>> begin PROVIDED ENTRIES

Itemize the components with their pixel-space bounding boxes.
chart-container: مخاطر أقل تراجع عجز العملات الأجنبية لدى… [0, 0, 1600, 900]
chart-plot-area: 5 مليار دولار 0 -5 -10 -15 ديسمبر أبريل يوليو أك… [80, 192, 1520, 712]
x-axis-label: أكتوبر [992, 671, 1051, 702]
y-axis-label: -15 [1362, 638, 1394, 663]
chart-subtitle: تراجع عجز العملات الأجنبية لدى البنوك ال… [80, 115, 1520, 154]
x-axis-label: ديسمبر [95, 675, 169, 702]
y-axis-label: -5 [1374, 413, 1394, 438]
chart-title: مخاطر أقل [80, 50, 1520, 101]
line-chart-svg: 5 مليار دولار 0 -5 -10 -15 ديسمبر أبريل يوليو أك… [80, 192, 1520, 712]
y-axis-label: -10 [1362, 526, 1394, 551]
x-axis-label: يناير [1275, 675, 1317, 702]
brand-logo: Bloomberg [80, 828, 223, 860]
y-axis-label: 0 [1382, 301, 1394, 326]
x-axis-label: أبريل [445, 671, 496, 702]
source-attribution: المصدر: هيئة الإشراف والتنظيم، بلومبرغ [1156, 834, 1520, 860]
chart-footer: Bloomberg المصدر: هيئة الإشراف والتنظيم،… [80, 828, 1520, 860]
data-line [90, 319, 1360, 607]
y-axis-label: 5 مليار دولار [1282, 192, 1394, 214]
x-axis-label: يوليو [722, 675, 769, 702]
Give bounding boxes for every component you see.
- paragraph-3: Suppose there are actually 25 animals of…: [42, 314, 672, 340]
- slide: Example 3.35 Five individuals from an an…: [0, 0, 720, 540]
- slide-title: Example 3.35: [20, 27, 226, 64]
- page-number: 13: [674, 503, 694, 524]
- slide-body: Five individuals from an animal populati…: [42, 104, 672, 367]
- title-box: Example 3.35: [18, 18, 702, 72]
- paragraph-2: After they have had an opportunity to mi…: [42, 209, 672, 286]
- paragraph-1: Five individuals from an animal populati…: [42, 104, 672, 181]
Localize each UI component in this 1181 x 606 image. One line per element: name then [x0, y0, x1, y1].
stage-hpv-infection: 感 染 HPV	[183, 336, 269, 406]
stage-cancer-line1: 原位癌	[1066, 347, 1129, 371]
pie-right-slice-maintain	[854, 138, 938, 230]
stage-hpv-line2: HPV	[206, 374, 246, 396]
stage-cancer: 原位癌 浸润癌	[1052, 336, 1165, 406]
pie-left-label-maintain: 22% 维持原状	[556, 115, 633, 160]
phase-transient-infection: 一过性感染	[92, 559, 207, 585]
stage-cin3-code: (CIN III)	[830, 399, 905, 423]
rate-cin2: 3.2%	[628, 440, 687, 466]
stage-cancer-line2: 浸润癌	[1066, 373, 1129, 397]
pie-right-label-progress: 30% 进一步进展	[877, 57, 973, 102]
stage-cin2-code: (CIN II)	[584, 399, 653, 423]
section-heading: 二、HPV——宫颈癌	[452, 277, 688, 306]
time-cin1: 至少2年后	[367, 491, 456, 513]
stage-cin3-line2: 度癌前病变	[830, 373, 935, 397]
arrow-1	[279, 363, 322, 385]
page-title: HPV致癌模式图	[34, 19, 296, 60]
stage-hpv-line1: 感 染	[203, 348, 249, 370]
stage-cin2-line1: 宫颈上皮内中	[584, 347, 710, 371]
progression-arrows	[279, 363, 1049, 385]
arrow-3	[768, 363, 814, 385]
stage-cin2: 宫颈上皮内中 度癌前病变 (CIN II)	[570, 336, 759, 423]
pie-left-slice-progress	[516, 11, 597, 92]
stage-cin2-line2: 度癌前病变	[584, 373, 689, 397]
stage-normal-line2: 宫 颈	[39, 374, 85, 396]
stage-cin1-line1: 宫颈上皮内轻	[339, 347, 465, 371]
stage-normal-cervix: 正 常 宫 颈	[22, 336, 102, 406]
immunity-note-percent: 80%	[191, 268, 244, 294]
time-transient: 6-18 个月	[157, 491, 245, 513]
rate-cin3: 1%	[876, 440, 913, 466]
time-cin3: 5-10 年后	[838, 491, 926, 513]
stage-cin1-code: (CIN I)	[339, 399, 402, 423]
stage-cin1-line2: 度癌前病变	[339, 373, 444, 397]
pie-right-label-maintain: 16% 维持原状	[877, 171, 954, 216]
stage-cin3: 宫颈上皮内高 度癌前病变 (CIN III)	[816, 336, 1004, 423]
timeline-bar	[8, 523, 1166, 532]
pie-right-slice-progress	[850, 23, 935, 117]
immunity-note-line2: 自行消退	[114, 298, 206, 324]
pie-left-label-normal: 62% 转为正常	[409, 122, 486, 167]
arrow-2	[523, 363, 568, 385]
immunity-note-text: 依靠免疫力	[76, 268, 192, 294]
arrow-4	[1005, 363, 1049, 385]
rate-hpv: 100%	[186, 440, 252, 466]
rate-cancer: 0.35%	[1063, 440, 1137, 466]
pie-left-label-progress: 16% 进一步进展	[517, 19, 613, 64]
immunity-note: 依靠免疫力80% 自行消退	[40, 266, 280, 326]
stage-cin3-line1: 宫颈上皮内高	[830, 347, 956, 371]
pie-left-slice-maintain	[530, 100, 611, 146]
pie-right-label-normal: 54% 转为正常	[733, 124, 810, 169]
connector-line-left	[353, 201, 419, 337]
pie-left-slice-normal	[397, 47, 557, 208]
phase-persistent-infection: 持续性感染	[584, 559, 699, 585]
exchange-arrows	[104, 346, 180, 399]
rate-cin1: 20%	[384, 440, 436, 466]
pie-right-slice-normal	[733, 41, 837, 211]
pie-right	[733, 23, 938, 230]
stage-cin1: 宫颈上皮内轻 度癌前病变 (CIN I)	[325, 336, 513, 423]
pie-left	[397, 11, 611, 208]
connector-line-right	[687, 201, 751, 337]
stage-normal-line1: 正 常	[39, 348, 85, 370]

>> end PROVIDED ENTRIES

▸ **PROMPT**
Copy the data above word for word, starting with its first line and ending after the line that contains "x-axis-label: أكتوبر [992, 671, 1051, 702]", including both of those lines.

▸ **RESPONSE BELOW**
Itemize the components with their pixel-space bounding boxes.
chart-container: مخاطر أقل تراجع عجز العملات الأجنبية لدى… [0, 0, 1600, 900]
chart-plot-area: 5 مليار دولار 0 -5 -10 -15 ديسمبر أبريل يوليو أك… [80, 192, 1520, 712]
x-axis-label: أكتوبر [992, 671, 1051, 702]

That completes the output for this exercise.